Task instructions:
Find every line below that contains the word "Entry" and copy it out.

Records shown:
[Start]

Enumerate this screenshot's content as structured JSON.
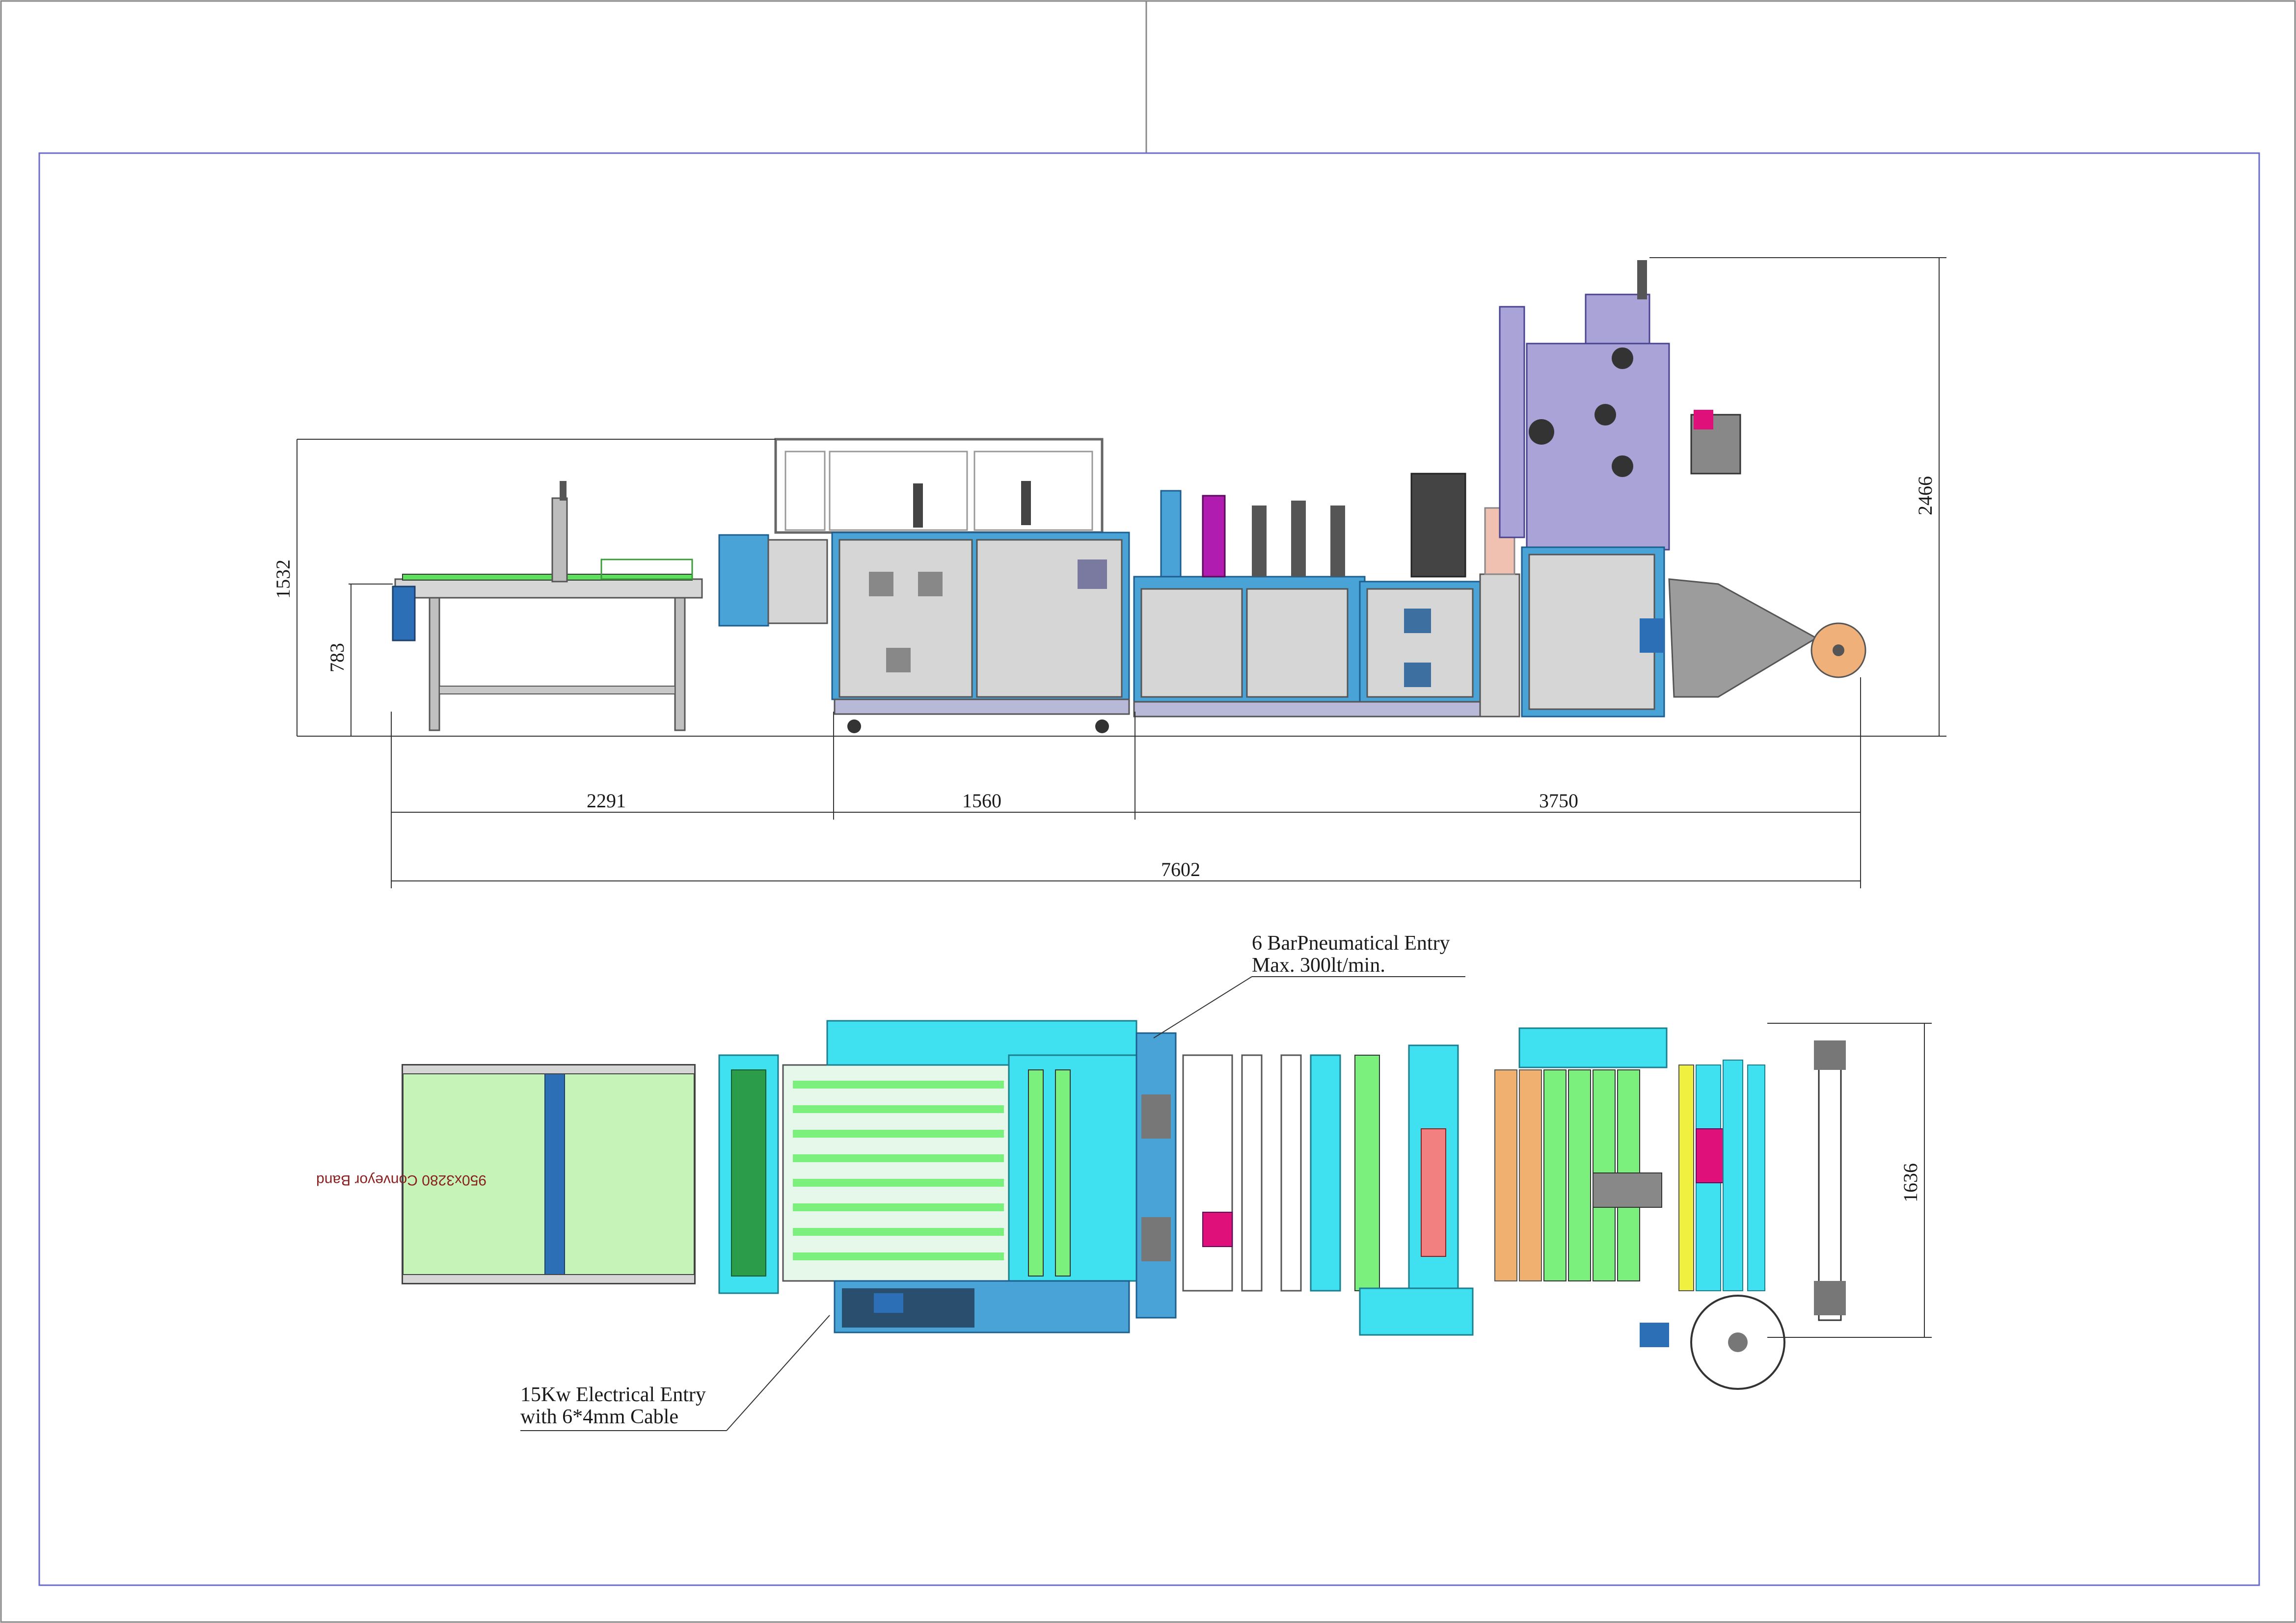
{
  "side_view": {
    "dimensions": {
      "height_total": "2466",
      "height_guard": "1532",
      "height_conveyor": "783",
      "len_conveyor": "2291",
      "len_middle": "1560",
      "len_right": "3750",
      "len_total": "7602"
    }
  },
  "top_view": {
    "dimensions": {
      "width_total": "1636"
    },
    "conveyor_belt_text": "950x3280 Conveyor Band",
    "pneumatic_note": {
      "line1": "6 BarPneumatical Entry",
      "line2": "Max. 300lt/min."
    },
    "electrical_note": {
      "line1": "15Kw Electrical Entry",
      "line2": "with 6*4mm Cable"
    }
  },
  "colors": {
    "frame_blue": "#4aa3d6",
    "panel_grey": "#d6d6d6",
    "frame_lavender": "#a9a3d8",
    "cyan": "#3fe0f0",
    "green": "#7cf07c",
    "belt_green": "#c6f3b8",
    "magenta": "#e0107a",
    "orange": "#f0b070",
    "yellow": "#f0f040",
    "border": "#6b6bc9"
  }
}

[End]

Answer for the task:
      "line1": "6 BarPneumatical Entry",
      "line1": "15Kw Electrical Entry",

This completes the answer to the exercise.